BEGIN

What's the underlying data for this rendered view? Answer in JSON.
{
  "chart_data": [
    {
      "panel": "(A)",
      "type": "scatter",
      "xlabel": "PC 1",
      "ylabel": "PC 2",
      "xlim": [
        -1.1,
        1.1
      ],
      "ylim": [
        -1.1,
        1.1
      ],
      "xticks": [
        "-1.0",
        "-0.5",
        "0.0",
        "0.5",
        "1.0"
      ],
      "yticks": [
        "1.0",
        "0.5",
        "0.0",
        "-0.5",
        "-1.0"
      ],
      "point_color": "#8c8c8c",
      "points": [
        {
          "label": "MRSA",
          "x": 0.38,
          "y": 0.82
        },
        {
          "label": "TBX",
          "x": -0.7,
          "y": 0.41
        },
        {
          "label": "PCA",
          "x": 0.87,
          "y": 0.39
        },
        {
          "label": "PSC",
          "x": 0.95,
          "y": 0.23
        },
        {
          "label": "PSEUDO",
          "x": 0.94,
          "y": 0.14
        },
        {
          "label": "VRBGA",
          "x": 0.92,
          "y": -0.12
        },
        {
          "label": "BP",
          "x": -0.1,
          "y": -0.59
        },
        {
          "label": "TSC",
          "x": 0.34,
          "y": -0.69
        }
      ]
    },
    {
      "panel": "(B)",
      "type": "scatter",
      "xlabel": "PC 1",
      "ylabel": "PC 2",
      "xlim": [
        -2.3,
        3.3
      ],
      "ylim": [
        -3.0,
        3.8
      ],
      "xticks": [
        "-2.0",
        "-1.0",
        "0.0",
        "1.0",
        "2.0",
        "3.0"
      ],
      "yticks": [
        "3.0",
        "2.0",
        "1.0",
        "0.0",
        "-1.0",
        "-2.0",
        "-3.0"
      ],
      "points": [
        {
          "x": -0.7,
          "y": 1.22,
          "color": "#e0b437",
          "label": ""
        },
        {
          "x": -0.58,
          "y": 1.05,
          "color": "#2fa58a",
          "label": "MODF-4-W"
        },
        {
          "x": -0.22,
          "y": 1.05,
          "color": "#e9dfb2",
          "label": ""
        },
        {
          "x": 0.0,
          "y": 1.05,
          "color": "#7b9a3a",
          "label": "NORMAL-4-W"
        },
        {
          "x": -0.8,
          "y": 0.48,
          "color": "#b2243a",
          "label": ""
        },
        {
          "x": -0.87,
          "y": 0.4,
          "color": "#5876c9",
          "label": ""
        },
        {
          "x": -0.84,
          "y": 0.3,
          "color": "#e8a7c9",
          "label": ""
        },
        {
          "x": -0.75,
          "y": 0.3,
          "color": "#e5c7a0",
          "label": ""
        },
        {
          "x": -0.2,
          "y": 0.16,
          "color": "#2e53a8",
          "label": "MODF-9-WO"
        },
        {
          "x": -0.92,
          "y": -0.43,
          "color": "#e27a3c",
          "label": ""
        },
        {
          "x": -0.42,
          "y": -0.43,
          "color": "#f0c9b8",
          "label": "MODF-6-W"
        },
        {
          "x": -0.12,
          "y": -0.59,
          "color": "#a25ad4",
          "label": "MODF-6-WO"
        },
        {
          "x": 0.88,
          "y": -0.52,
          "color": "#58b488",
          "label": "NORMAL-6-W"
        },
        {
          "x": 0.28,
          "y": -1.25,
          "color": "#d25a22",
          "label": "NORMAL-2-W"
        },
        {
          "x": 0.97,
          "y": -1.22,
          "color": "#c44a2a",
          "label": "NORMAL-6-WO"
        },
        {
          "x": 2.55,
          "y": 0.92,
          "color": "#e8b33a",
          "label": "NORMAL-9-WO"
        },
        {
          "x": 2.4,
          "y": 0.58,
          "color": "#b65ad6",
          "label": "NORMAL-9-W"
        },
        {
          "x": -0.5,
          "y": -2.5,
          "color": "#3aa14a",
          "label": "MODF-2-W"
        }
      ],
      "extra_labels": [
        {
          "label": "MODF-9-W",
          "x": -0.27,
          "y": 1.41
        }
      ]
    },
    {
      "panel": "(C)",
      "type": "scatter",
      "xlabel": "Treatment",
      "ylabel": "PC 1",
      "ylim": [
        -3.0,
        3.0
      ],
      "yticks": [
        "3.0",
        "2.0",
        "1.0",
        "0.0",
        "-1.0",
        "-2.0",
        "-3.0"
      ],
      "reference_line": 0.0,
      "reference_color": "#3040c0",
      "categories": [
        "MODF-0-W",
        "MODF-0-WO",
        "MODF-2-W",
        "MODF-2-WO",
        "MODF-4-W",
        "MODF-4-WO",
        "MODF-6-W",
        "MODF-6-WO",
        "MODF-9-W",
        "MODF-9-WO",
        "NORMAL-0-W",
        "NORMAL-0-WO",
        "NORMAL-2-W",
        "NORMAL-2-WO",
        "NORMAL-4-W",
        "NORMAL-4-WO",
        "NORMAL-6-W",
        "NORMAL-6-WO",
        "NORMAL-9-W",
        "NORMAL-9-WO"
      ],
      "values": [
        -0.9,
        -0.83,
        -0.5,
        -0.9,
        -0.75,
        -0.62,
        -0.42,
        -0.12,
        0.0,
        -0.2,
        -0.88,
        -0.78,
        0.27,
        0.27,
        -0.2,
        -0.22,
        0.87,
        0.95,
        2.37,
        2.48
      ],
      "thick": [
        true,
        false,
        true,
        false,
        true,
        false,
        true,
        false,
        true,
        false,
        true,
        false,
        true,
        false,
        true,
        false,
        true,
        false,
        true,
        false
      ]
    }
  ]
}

END

What you need to do — Each record above must be given again exactly.

Answer in full —
What's the underlying data for this rendered view? Answer in JSON.
{
  "chart_data": [
    {
      "panel": "(A)",
      "type": "scatter",
      "xlabel": "PC 1",
      "ylabel": "PC 2",
      "xlim": [
        -1.1,
        1.1
      ],
      "ylim": [
        -1.1,
        1.1
      ],
      "xticks": [
        "-1.0",
        "-0.5",
        "0.0",
        "0.5",
        "1.0"
      ],
      "yticks": [
        "1.0",
        "0.5",
        "0.0",
        "-0.5",
        "-1.0"
      ],
      "point_color": "#8c8c8c",
      "points": [
        {
          "label": "MRSA",
          "x": 0.38,
          "y": 0.82
        },
        {
          "label": "TBX",
          "x": -0.7,
          "y": 0.41
        },
        {
          "label": "PCA",
          "x": 0.87,
          "y": 0.39
        },
        {
          "label": "PSC",
          "x": 0.95,
          "y": 0.23
        },
        {
          "label": "PSEUDO",
          "x": 0.94,
          "y": 0.14
        },
        {
          "label": "VRBGA",
          "x": 0.92,
          "y": -0.12
        },
        {
          "label": "BP",
          "x": -0.1,
          "y": -0.59
        },
        {
          "label": "TSC",
          "x": 0.34,
          "y": -0.69
        }
      ]
    },
    {
      "panel": "(B)",
      "type": "scatter",
      "xlabel": "PC 1",
      "ylabel": "PC 2",
      "xlim": [
        -2.3,
        3.3
      ],
      "ylim": [
        -3.0,
        3.8
      ],
      "xticks": [
        "-2.0",
        "-1.0",
        "0.0",
        "1.0",
        "2.0",
        "3.0"
      ],
      "yticks": [
        "3.0",
        "2.0",
        "1.0",
        "0.0",
        "-1.0",
        "-2.0",
        "-3.0"
      ],
      "points": [
        {
          "x": -0.7,
          "y": 1.22,
          "color": "#e0b437",
          "label": ""
        },
        {
          "x": -0.58,
          "y": 1.05,
          "color": "#2fa58a",
          "label": "MODF-4-W"
        },
        {
          "x": -0.22,
          "y": 1.05,
          "color": "#e9dfb2",
          "label": ""
        },
        {
          "x": 0.0,
          "y": 1.05,
          "color": "#7b9a3a",
          "label": "NORMAL-4-W"
        },
        {
          "x": -0.8,
          "y": 0.48,
          "color": "#b2243a",
          "label": ""
        },
        {
          "x": -0.87,
          "y": 0.4,
          "color": "#5876c9",
          "label": ""
        },
        {
          "x": -0.84,
          "y": 0.3,
          "color": "#e8a7c9",
          "label": ""
        },
        {
          "x": -0.75,
          "y": 0.3,
          "color": "#e5c7a0",
          "label": ""
        },
        {
          "x": -0.2,
          "y": 0.16,
          "color": "#2e53a8",
          "label": "MODF-9-WO"
        },
        {
          "x": -0.92,
          "y": -0.43,
          "color": "#e27a3c",
          "label": ""
        },
        {
          "x": -0.42,
          "y": -0.43,
          "color": "#f0c9b8",
          "label": "MODF-6-W"
        },
        {
          "x": -0.12,
          "y": -0.59,
          "color": "#a25ad4",
          "label": "MODF-6-WO"
        },
        {
          "x": 0.88,
          "y": -0.52,
          "color": "#58b488",
          "label": "NORMAL-6-W"
        },
        {
          "x": 0.28,
          "y": -1.25,
          "color": "#d25a22",
          "label": "NORMAL-2-W"
        },
        {
          "x": 0.97,
          "y": -1.22,
          "color": "#c44a2a",
          "label": "NORMAL-6-WO"
        },
        {
          "x": 2.55,
          "y": 0.92,
          "color": "#e8b33a",
          "label": "NORMAL-9-WO"
        },
        {
          "x": 2.4,
          "y": 0.58,
          "color": "#b65ad6",
          "label": "NORMAL-9-W"
        },
        {
          "x": -0.5,
          "y": -2.5,
          "color": "#3aa14a",
          "label": "MODF-2-W"
        }
      ],
      "extra_labels": [
        {
          "label": "MODF-9-W",
          "x": -0.27,
          "y": 1.41
        }
      ]
    },
    {
      "panel": "(C)",
      "type": "scatter",
      "xlabel": "Treatment",
      "ylabel": "PC 1",
      "ylim": [
        -3.0,
        3.0
      ],
      "yticks": [
        "3.0",
        "2.0",
        "1.0",
        "0.0",
        "-1.0",
        "-2.0",
        "-3.0"
      ],
      "reference_line": 0.0,
      "reference_color": "#3040c0",
      "categories": [
        "MODF-0-W",
        "MODF-0-WO",
        "MODF-2-W",
        "MODF-2-WO",
        "MODF-4-W",
        "MODF-4-WO",
        "MODF-6-W",
        "MODF-6-WO",
        "MODF-9-W",
        "MODF-9-WO",
        "NORMAL-0-W",
        "NORMAL-0-WO",
        "NORMAL-2-W",
        "NORMAL-2-WO",
        "NORMAL-4-W",
        "NORMAL-4-WO",
        "NORMAL-6-W",
        "NORMAL-6-WO",
        "NORMAL-9-W",
        "NORMAL-9-WO"
      ],
      "values": [
        -0.9,
        -0.83,
        -0.5,
        -0.9,
        -0.75,
        -0.62,
        -0.42,
        -0.12,
        0.0,
        -0.2,
        -0.88,
        -0.78,
        0.27,
        0.27,
        -0.2,
        -0.22,
        0.87,
        0.95,
        2.37,
        2.48
      ],
      "thick": [
        true,
        false,
        true,
        false,
        true,
        false,
        true,
        false,
        true,
        false,
        true,
        false,
        true,
        false,
        true,
        false,
        true,
        false,
        true,
        false
      ]
    }
  ]
}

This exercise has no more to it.